» **Data entries**
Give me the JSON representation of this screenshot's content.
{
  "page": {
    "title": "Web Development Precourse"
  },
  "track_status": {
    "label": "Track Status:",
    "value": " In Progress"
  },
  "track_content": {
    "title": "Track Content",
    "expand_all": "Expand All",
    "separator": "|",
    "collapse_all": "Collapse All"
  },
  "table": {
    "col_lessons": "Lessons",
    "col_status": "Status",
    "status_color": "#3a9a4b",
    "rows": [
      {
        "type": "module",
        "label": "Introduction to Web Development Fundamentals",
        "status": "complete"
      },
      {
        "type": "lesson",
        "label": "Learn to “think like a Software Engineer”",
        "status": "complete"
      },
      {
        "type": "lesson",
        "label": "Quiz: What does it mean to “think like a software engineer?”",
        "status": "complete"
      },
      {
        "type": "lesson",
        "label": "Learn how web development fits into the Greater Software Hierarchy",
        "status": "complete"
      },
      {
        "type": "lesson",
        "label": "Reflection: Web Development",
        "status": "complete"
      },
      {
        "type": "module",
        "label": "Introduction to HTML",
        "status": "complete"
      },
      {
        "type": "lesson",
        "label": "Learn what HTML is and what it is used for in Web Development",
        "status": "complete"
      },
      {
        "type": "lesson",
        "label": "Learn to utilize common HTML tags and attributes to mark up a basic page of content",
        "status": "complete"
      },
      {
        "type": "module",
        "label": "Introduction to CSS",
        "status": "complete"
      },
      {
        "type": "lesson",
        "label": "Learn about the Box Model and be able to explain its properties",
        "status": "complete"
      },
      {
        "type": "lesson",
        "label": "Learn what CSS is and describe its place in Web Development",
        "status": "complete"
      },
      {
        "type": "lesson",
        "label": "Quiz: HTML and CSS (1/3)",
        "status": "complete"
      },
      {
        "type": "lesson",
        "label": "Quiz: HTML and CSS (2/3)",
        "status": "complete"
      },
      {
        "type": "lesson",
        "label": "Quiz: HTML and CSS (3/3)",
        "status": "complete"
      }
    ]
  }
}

» **Task requirements**
Extract each line from the listing above, please, and repeat it exactly.

» **Written answer**
Give me the JSON representation of this screenshot's content.
{
  "page": {
    "title": "Web Development Precourse"
  },
  "track_status": {
    "label": "Track Status:",
    "value": " In Progress"
  },
  "track_content": {
    "title": "Track Content",
    "expand_all": "Expand All",
    "separator": "|",
    "collapse_all": "Collapse All"
  },
  "table": {
    "col_lessons": "Lessons",
    "col_status": "Status",
    "status_color": "#3a9a4b",
    "rows": [
      {
        "type": "module",
        "label": "Introduction to Web Development Fundamentals",
        "status": "complete"
      },
      {
        "type": "lesson",
        "label": "Learn to “think like a Software Engineer”",
        "status": "complete"
      },
      {
        "type": "lesson",
        "label": "Quiz: What does it mean to “think like a software engineer?”",
        "status": "complete"
      },
      {
        "type": "lesson",
        "label": "Learn how web development fits into the Greater Software Hierarchy",
        "status": "complete"
      },
      {
        "type": "lesson",
        "label": "Reflection: Web Development",
        "status": "complete"
      },
      {
        "type": "module",
        "label": "Introduction to HTML",
        "status": "complete"
      },
      {
        "type": "lesson",
        "label": "Learn what HTML is and what it is used for in Web Development",
        "status": "complete"
      },
      {
        "type": "lesson",
        "label": "Learn to utilize common HTML tags and attributes to mark up a basic page of content",
        "status": "complete"
      },
      {
        "type": "module",
        "label": "Introduction to CSS",
        "status": "complete"
      },
      {
        "type": "lesson",
        "label": "Learn about the Box Model and be able to explain its properties",
        "status": "complete"
      },
      {
        "type": "lesson",
        "label": "Learn what CSS is and describe its place in Web Development",
        "status": "complete"
      },
      {
        "type": "lesson",
        "label": "Quiz: HTML and CSS (1/3)",
        "status": "complete"
      },
      {
        "type": "lesson",
        "label": "Quiz: HTML and CSS (2/3)",
        "status": "complete"
      },
      {
        "type": "lesson",
        "label": "Quiz: HTML and CSS (3/3)",
        "status": "complete"
      }
    ]
  }
}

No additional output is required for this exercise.